Stated task » Skip any picture you find and retype all the remaining lines exactly.

Records provided »
——————

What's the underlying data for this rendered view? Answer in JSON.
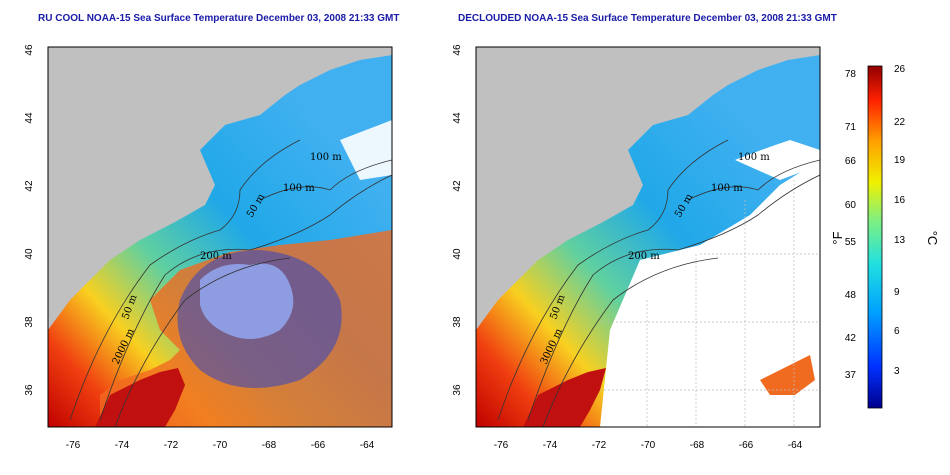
{
  "left_panel": {
    "title": "RU COOL NOAA-15 Sea Surface Temperature December 03, 2008 21:33 GMT",
    "contour_labels": [
      "100 m",
      "100 m",
      "50 m",
      "200 m",
      "50 m",
      "2000 m"
    ]
  },
  "right_panel": {
    "title": "DECLOUDED NOAA-15 Sea Surface Temperature December 03, 2008 21:33 GMT",
    "contour_labels": [
      "100 m",
      "100 m",
      "50 m",
      "200 m",
      "50 m",
      "3000 m"
    ]
  },
  "axes": {
    "lat_ticks": [
      "36",
      "38",
      "40",
      "42",
      "44",
      "46"
    ],
    "lon_ticks": [
      "-76",
      "-74",
      "-72",
      "-70",
      "-68",
      "-66",
      "-64"
    ]
  },
  "colorbar": {
    "fahrenheit_ticks": [
      "78",
      "71",
      "66",
      "60",
      "55",
      "48",
      "42",
      "37"
    ],
    "celsius_ticks": [
      "26",
      "22",
      "19",
      "16",
      "13",
      "9",
      "6",
      "3"
    ],
    "unit_f": "°F",
    "unit_c": "°C"
  },
  "colors": {
    "land": "#c0c0c0",
    "title": "#1a1aa8",
    "cloud": "#ffffff"
  }
}
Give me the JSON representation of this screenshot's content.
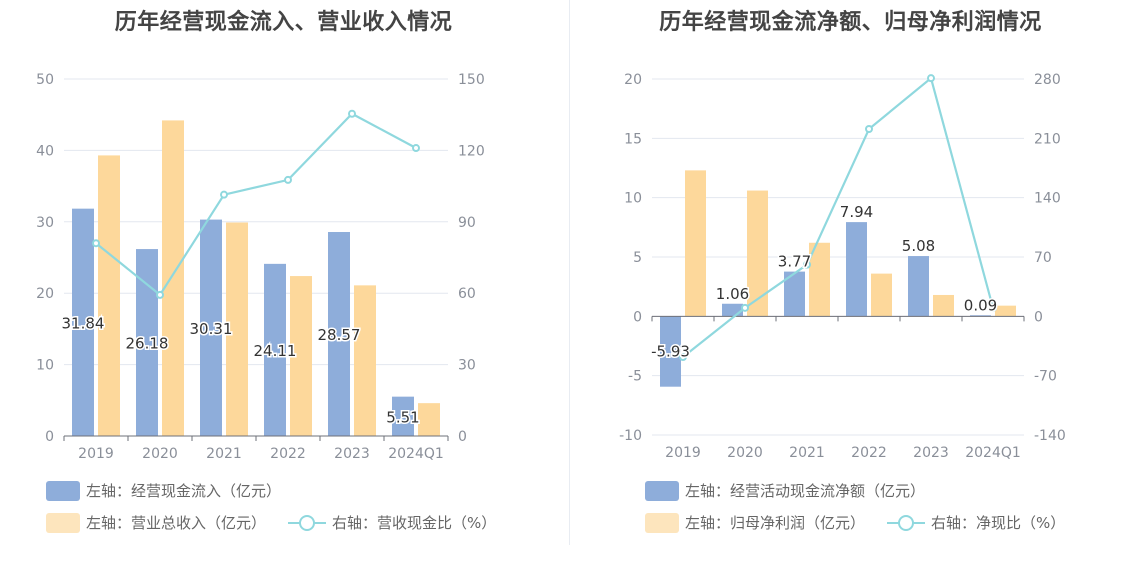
{
  "chart_data": [
    {
      "type": "bar",
      "title": "历年经营现金流入、营业收入情况",
      "categories": [
        "2019",
        "2020",
        "2021",
        "2022",
        "2023",
        "2024Q1"
      ],
      "left_axis": {
        "ylim": [
          0,
          50
        ],
        "ticks": [
          "0",
          "10",
          "20",
          "30",
          "40",
          "50"
        ]
      },
      "right_axis": {
        "ylim": [
          0,
          150
        ],
        "ticks": [
          "0",
          "30",
          "60",
          "90",
          "120",
          "150"
        ]
      },
      "series": [
        {
          "name": "左轴：经营现金流入（亿元）",
          "kind": "bar",
          "axis": "left",
          "color": "#8eadda",
          "values": [
            31.84,
            26.18,
            30.31,
            24.11,
            28.57,
            5.51
          ],
          "labels": [
            "31.84",
            "26.18",
            "30.31",
            "24.11",
            "28.57",
            "5.51"
          ]
        },
        {
          "name": "左轴：营业总收入（亿元）",
          "kind": "bar",
          "axis": "left",
          "color": "#fdd89b",
          "values": [
            39.3,
            44.2,
            29.9,
            22.4,
            21.1,
            4.6
          ]
        },
        {
          "name": "右轴：营收现金比（%）",
          "kind": "line",
          "axis": "right",
          "color": "#8fd8de",
          "values": [
            81.0,
            59.3,
            101.4,
            107.6,
            135.4,
            121.0
          ]
        }
      ],
      "grid": true,
      "legend_position": "bottom-left"
    },
    {
      "type": "bar",
      "title": "历年经营现金流净额、归母净利润情况",
      "categories": [
        "2019",
        "2020",
        "2021",
        "2022",
        "2023",
        "2024Q1"
      ],
      "left_axis": {
        "ylim": [
          -10,
          20
        ],
        "ticks": [
          "-10",
          "-5",
          "0",
          "5",
          "10",
          "15",
          "20"
        ]
      },
      "right_axis": {
        "ylim": [
          -140,
          280
        ],
        "ticks": [
          "-140",
          "-70",
          "0",
          "70",
          "140",
          "210",
          "280"
        ]
      },
      "series": [
        {
          "name": "左轴：经营活动现金流净额（亿元）",
          "kind": "bar",
          "axis": "left",
          "color": "#8eadda",
          "values": [
            -5.93,
            1.06,
            3.77,
            7.94,
            5.08,
            0.09
          ],
          "labels": [
            "-5.93",
            "1.06",
            "3.77",
            "7.94",
            "5.08",
            "0.09"
          ]
        },
        {
          "name": "左轴：归母净利润（亿元）",
          "kind": "bar",
          "axis": "left",
          "color": "#fdd89b",
          "values": [
            12.3,
            10.6,
            6.2,
            3.6,
            1.8,
            0.9
          ]
        },
        {
          "name": "右轴：净现比（%）",
          "kind": "line",
          "axis": "right",
          "color": "#8fd8de",
          "values": [
            -48.0,
            10.0,
            61.0,
            221.0,
            281.0,
            10.0
          ]
        }
      ],
      "grid": true,
      "legend_position": "bottom-left"
    }
  ]
}
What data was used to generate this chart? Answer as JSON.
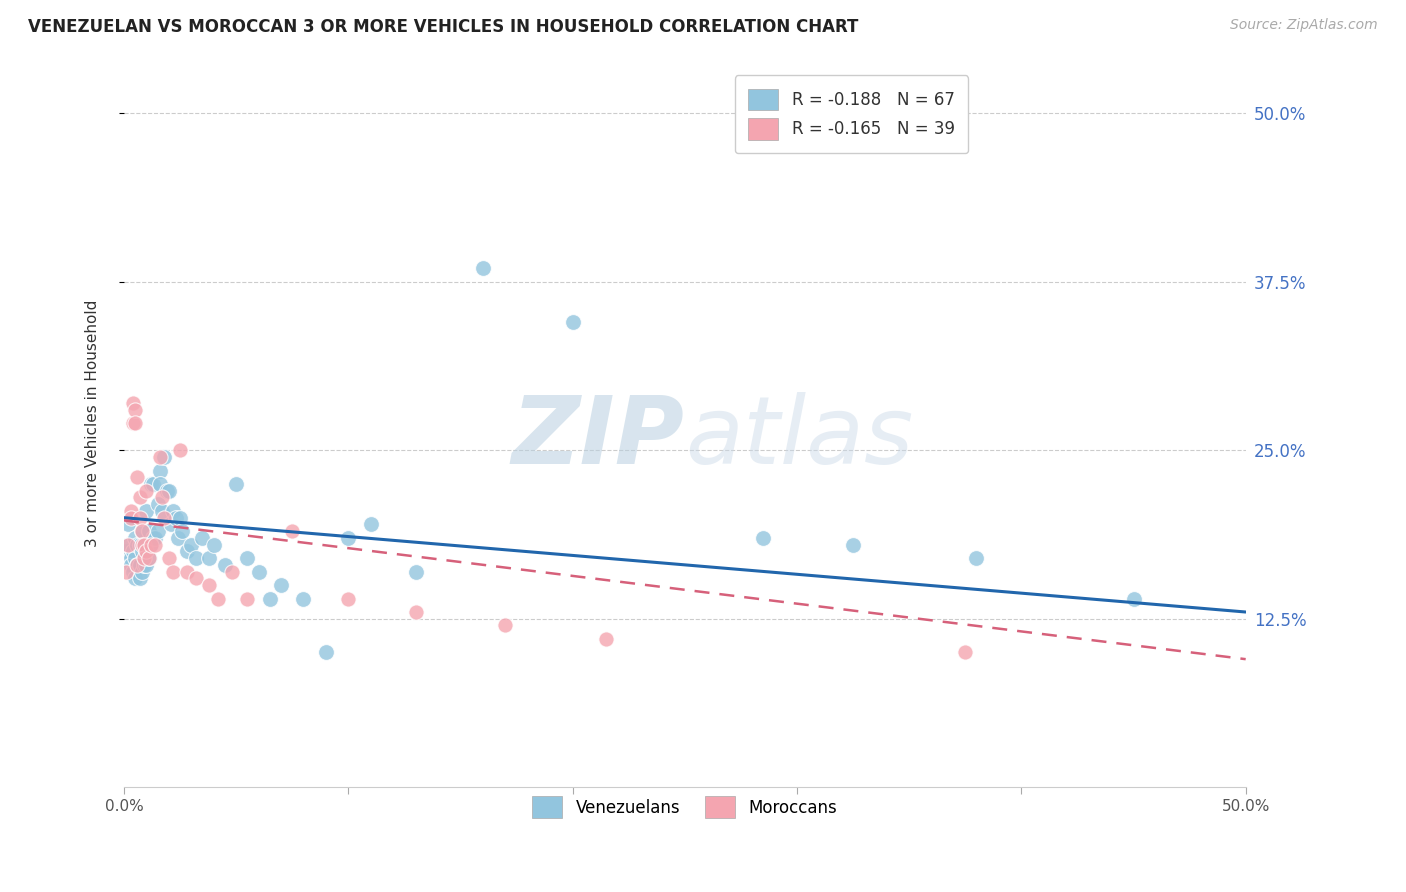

——————

Task output »
What's the underlying data for this rendered view? Answer in JSON.
{
  "left_panel": {
    "title": "RU COOL NOAA-15 Sea Surface Temperature December 03, 2008 21:33 GMT",
    "contour_labels": [
      "100 m",
      "100 m",
      "50 m",
      "200 m",
      "50 m",
      "2000 m"
    ]
  },
  "right_panel": {
    "title": "DECLOUDED NOAA-15 Sea Surface Temperature December 03, 2008 21:33 GMT",
    "contour_labels": [
      "100 m",
      "100 m",
      "50 m",
      "200 m",
      "50 m",
      "3000 m"
    ]
  },
  "axes": {
    "lat_ticks": [
      "36",
      "38",
      "40",
      "42",
      "44",
      "46"
    ],
    "lon_ticks": [
      "-76",
      "-74",
      "-72",
      "-70",
      "-68",
      "-66",
      "-64"
    ]
  },
  "colorbar": {
    "fahrenheit_ticks": [
      "78",
      "71",
      "66",
      "60",
      "55",
      "48",
      "42",
      "37"
    ],
    "celsius_ticks": [
      "26",
      "22",
      "19",
      "16",
      "13",
      "9",
      "6",
      "3"
    ],
    "unit_f": "°F",
    "unit_c": "°C"
  },
  "colors": {
    "land": "#c0c0c0",
    "title": "#1a1aa8",
    "cloud": "#ffffff"
  }
}
Give me the JSON representation of this screenshot's content.
{
  "chart_data": [
    {
      "type": "bar",
      "title": "历年经营现金流入、营业收入情况",
      "categories": [
        "2019",
        "2020",
        "2021",
        "2022",
        "2023",
        "2024Q1"
      ],
      "left_axis": {
        "ylim": [
          0,
          50
        ],
        "ticks": [
          "0",
          "10",
          "20",
          "30",
          "40",
          "50"
        ]
      },
      "right_axis": {
        "ylim": [
          0,
          150
        ],
        "ticks": [
          "0",
          "30",
          "60",
          "90",
          "120",
          "150"
        ]
      },
      "series": [
        {
          "name": "左轴：经营现金流入（亿元）",
          "kind": "bar",
          "axis": "left",
          "color": "#8eadda",
          "values": [
            31.84,
            26.18,
            30.31,
            24.11,
            28.57,
            5.51
          ],
          "labels": [
            "31.84",
            "26.18",
            "30.31",
            "24.11",
            "28.57",
            "5.51"
          ]
        },
        {
          "name": "左轴：营业总收入（亿元）",
          "kind": "bar",
          "axis": "left",
          "color": "#fdd89b",
          "values": [
            39.3,
            44.2,
            29.9,
            22.4,
            21.1,
            4.6
          ]
        },
        {
          "name": "右轴：营收现金比（%）",
          "kind": "line",
          "axis": "right",
          "color": "#8fd8de",
          "values": [
            81.0,
            59.3,
            101.4,
            107.6,
            135.4,
            121.0
          ]
        }
      ],
      "grid": true,
      "legend_position": "bottom-left"
    },
    {
      "type": "bar",
      "title": "历年经营现金流净额、归母净利润情况",
      "categories": [
        "2019",
        "2020",
        "2021",
        "2022",
        "2023",
        "2024Q1"
      ],
      "left_axis": {
        "ylim": [
          -10,
          20
        ],
        "ticks": [
          "-10",
          "-5",
          "0",
          "5",
          "10",
          "15",
          "20"
        ]
      },
      "right_axis": {
        "ylim": [
          -140,
          280
        ],
        "ticks": [
          "-140",
          "-70",
          "0",
          "70",
          "140",
          "210",
          "280"
        ]
      },
      "series": [
        {
          "name": "左轴：经营活动现金流净额（亿元）",
          "kind": "bar",
          "axis": "left",
          "color": "#8eadda",
          "values": [
            -5.93,
            1.06,
            3.77,
            7.94,
            5.08,
            0.09
          ],
          "labels": [
            "-5.93",
            "1.06",
            "3.77",
            "7.94",
            "5.08",
            "0.09"
          ]
        },
        {
          "name": "左轴：归母净利润（亿元）",
          "kind": "bar",
          "axis": "left",
          "color": "#fdd89b",
          "values": [
            12.3,
            10.6,
            6.2,
            3.6,
            1.8,
            0.9
          ]
        },
        {
          "name": "右轴：净现比（%）",
          "kind": "line",
          "axis": "right",
          "color": "#8fd8de",
          "values": [
            -48.0,
            10.0,
            61.0,
            221.0,
            281.0,
            10.0
          ]
        }
      ],
      "grid": true,
      "legend_position": "bottom-left"
    }
  ]
}
What data was used to generate this chart? Answer as JSON.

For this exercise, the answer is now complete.